» Challenge:
Strip the pictures and reproduce the rest of the listing exactly.

» Dataset rows:
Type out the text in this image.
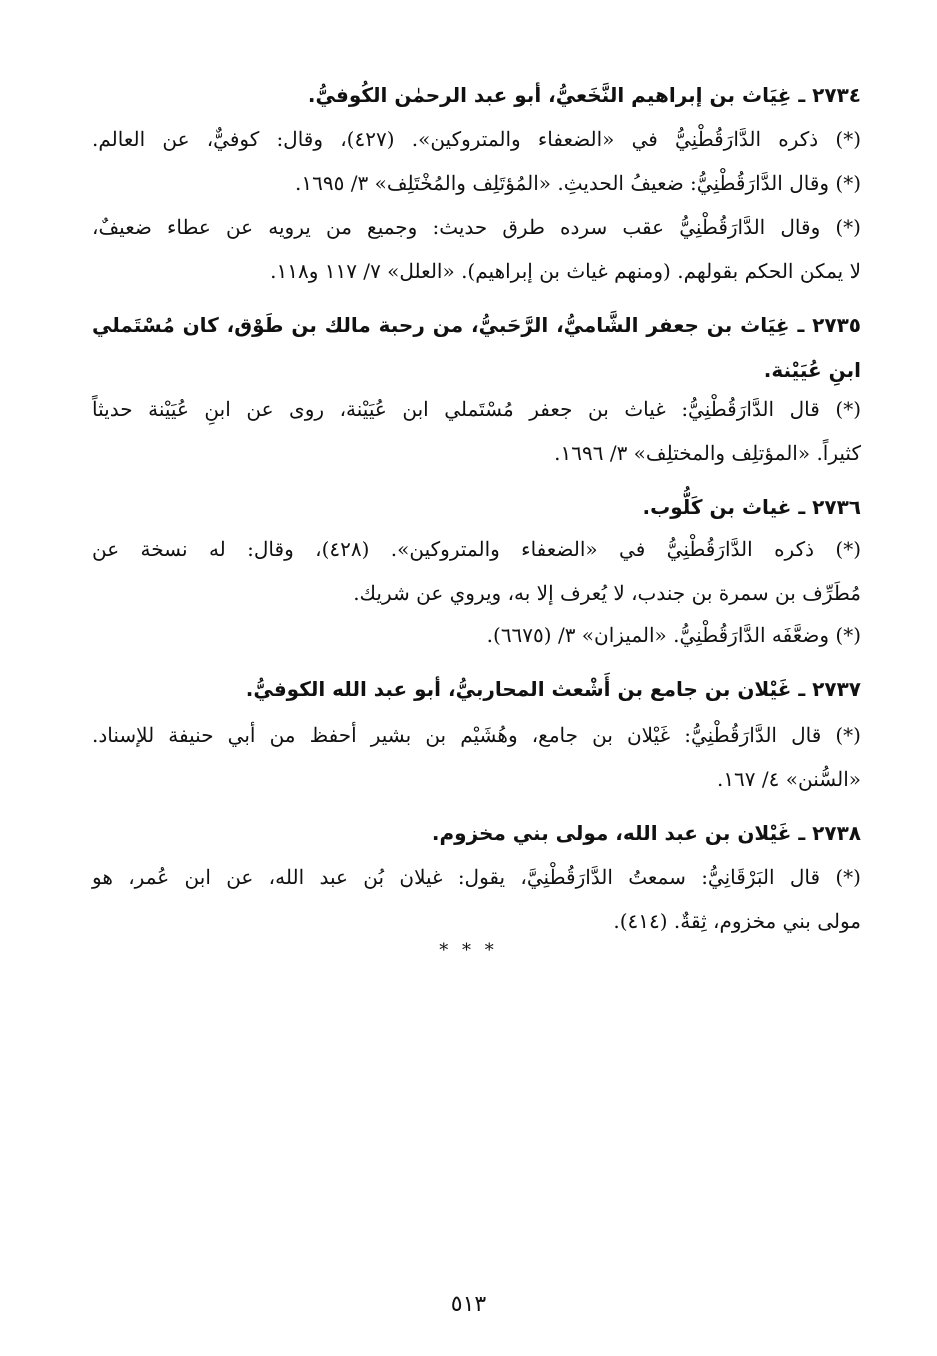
٢٧٣٤ ـ غِيَاث بن إبراهيم النَّخَعيُّ، أبو عبد الرحمٰن الكُوفيُّ.
(*) ذكره الدَّارَقُطْنِيُّ في «الضعفاء والمتروكين». (٤٢٧)، وقال: كوفيٌّ، عن العالم.
(*) وقال الدَّارَقُطْنِيُّ: ضعيفُ الحديثِ. «المُؤتَلِف والمُخْتَلِف» ٣/ ١٦٩٥.
(*) وقال الدَّارَقُطْنِيُّ عقب سرده طرق حديث: وجميع من يرويه عن عطاء ضعيفٌ،
لا يمكن الحكم بقولهم. (ومنهم غياث بن إبراهيم). «العلل» ٧/ ١١٧ و١١٨.
٢٧٣٥ ـ غِيَاث بن جعفر الشَّاميُّ، الرَّحَبيُّ، من رحبة مالك بن طَوْق، كان مُسْتَملي
ابنِ عُيَيْنة.
(*) قال الدَّارَقُطْنِيُّ: غياث بن جعفر مُسْتَملي ابن عُيَيْنة، روى عن ابنِ عُيَيْنة حديثاً
كثيراً. «المؤتلِف والمختلِف» ٣/ ١٦٩٦.
٢٧٣٦ ـ غياث بن كَلُّوب.
(*) ذكره الدَّارَقُطْنِيُّ في «الضعفاء والمتروكين». (٤٢٨)، وقال: له نسخة عن
مُطَرِّف بن سمرة بن جندب، لا يُعرف إلا به، ويروي عن شريك.
(*) وضعَّفَه الدَّارَقُطْنِيُّ. «الميزان» ٣/ (٦٦٧٥).
٢٧٣٧ ـ غَيْلان بن جامع بن أَشْعث المحاربيُّ، أبو عبد الله الكوفيُّ.
(*) قال الدَّارَقُطْنِيُّ: غَيْلان بن جامع، وهُشَيْم بن بشير أحفظ من أبي حنيفة للإسناد.
«السُّنن» ٤/ ١٦٧.
٢٧٣٨ ـ غَيْلان بن عبد الله، مولى بني مخزوم.
(*) قال البَرْقَانِيُّ: سمعتُ الدَّارَقُطْنِيَّ، يقول: غيلان بُن عبد الله، عن ابن عُمر، هو
مولى بني مخزوم، ثِقةٌ. (٤١٤).
* * *
٥١٣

» Complete answer:
Type out the text in this image.
٢٧٣٤ ـ غِيَاث بن إبراهيم النَّخَعيُّ، أبو عبد الرحمٰن الكُوفيُّ.
(*) ذكره الدَّارَقُطْنِيُّ في «الضعفاء والمتروكين». (٤٢٧)، وقال: كوفيٌّ، عن العالم.
(*) وقال الدَّارَقُطْنِيُّ: ضعيفُ الحديثِ. «المُؤتَلِف والمُخْتَلِف» ٣/ ١٦٩٥.
(*) وقال الدَّارَقُطْنِيُّ عقب سرده طرق حديث: وجميع من يرويه عن عطاء ضعيفٌ،
لا يمكن الحكم بقولهم. (ومنهم غياث بن إبراهيم). «العلل» ٧/ ١١٧ و١١٨.
٢٧٣٥ ـ غِيَاث بن جعفر الشَّاميُّ، الرَّحَبيُّ، من رحبة مالك بن طَوْق، كان مُسْتَملي
ابنِ عُيَيْنة.
(*) قال الدَّارَقُطْنِيُّ: غياث بن جعفر مُسْتَملي ابن عُيَيْنة، روى عن ابنِ عُيَيْنة حديثاً
كثيراً. «المؤتلِف والمختلِف» ٣/ ١٦٩٦.
٢٧٣٦ ـ غياث بن كَلُّوب.
(*) ذكره الدَّارَقُطْنِيُّ في «الضعفاء والمتروكين». (٤٢٨)، وقال: له نسخة عن
مُطَرِّف بن سمرة بن جندب، لا يُعرف إلا به، ويروي عن شريك.
(*) وضعَّفَه الدَّارَقُطْنِيُّ. «الميزان» ٣/ (٦٦٧٥).
٢٧٣٧ ـ غَيْلان بن جامع بن أَشْعث المحاربيُّ، أبو عبد الله الكوفيُّ.
(*) قال الدَّارَقُطْنِيُّ: غَيْلان بن جامع، وهُشَيْم بن بشير أحفظ من أبي حنيفة للإسناد.
«السُّنن» ٤/ ١٦٧.
٢٧٣٨ ـ غَيْلان بن عبد الله، مولى بني مخزوم.
(*) قال البَرْقَانِيُّ: سمعتُ الدَّارَقُطْنِيَّ، يقول: غيلان بُن عبد الله، عن ابن عُمر، هو
مولى بني مخزوم، ثِقةٌ. (٤١٤).
* * *
٥١٣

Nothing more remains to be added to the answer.